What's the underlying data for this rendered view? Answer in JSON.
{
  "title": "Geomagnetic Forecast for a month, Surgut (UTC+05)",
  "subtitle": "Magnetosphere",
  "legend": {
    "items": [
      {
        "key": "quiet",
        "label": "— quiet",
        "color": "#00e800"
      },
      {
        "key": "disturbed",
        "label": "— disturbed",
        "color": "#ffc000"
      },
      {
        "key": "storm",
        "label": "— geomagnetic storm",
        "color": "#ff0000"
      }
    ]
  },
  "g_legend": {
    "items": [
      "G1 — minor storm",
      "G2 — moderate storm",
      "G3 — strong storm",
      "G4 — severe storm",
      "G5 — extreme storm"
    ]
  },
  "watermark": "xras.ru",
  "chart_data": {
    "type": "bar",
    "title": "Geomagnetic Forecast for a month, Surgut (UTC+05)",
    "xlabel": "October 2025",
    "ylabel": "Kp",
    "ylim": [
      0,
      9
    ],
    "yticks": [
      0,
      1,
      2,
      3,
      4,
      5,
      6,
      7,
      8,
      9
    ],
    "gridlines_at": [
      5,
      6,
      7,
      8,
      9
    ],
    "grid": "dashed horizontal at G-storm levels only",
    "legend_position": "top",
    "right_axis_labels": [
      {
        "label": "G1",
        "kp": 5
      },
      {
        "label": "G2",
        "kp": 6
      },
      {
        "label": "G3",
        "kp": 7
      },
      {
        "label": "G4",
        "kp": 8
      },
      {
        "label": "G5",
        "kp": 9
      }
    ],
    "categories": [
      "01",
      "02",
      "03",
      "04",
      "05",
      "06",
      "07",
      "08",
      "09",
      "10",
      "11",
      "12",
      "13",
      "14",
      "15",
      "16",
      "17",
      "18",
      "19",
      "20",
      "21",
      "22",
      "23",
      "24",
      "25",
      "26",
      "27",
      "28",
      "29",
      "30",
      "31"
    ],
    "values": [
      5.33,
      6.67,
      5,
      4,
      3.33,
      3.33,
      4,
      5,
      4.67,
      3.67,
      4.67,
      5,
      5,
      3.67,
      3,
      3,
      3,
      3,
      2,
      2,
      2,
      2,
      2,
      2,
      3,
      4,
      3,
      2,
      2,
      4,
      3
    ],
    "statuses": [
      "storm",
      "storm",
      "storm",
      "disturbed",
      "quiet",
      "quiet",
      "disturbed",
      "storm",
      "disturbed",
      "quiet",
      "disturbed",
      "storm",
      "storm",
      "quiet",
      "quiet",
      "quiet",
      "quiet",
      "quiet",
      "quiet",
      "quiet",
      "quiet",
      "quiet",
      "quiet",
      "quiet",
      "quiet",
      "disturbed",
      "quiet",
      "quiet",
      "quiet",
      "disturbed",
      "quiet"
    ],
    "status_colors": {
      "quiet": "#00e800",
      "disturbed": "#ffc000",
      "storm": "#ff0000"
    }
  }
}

→ **Stated goal**: Write out all the entries exactly.

→ **Response below**:
What's the underlying data for this rendered view? Answer in JSON.
{
  "title": "Geomagnetic Forecast for a month, Surgut (UTC+05)",
  "subtitle": "Magnetosphere",
  "legend": {
    "items": [
      {
        "key": "quiet",
        "label": "— quiet",
        "color": "#00e800"
      },
      {
        "key": "disturbed",
        "label": "— disturbed",
        "color": "#ffc000"
      },
      {
        "key": "storm",
        "label": "— geomagnetic storm",
        "color": "#ff0000"
      }
    ]
  },
  "g_legend": {
    "items": [
      "G1 — minor storm",
      "G2 — moderate storm",
      "G3 — strong storm",
      "G4 — severe storm",
      "G5 — extreme storm"
    ]
  },
  "watermark": "xras.ru",
  "chart_data": {
    "type": "bar",
    "title": "Geomagnetic Forecast for a month, Surgut (UTC+05)",
    "xlabel": "October 2025",
    "ylabel": "Kp",
    "ylim": [
      0,
      9
    ],
    "yticks": [
      0,
      1,
      2,
      3,
      4,
      5,
      6,
      7,
      8,
      9
    ],
    "gridlines_at": [
      5,
      6,
      7,
      8,
      9
    ],
    "grid": "dashed horizontal at G-storm levels only",
    "legend_position": "top",
    "right_axis_labels": [
      {
        "label": "G1",
        "kp": 5
      },
      {
        "label": "G2",
        "kp": 6
      },
      {
        "label": "G3",
        "kp": 7
      },
      {
        "label": "G4",
        "kp": 8
      },
      {
        "label": "G5",
        "kp": 9
      }
    ],
    "categories": [
      "01",
      "02",
      "03",
      "04",
      "05",
      "06",
      "07",
      "08",
      "09",
      "10",
      "11",
      "12",
      "13",
      "14",
      "15",
      "16",
      "17",
      "18",
      "19",
      "20",
      "21",
      "22",
      "23",
      "24",
      "25",
      "26",
      "27",
      "28",
      "29",
      "30",
      "31"
    ],
    "values": [
      5.33,
      6.67,
      5,
      4,
      3.33,
      3.33,
      4,
      5,
      4.67,
      3.67,
      4.67,
      5,
      5,
      3.67,
      3,
      3,
      3,
      3,
      2,
      2,
      2,
      2,
      2,
      2,
      3,
      4,
      3,
      2,
      2,
      4,
      3
    ],
    "statuses": [
      "storm",
      "storm",
      "storm",
      "disturbed",
      "quiet",
      "quiet",
      "disturbed",
      "storm",
      "disturbed",
      "quiet",
      "disturbed",
      "storm",
      "storm",
      "quiet",
      "quiet",
      "quiet",
      "quiet",
      "quiet",
      "quiet",
      "quiet",
      "quiet",
      "quiet",
      "quiet",
      "quiet",
      "quiet",
      "disturbed",
      "quiet",
      "quiet",
      "quiet",
      "disturbed",
      "quiet"
    ],
    "status_colors": {
      "quiet": "#00e800",
      "disturbed": "#ffc000",
      "storm": "#ff0000"
    }
  }
}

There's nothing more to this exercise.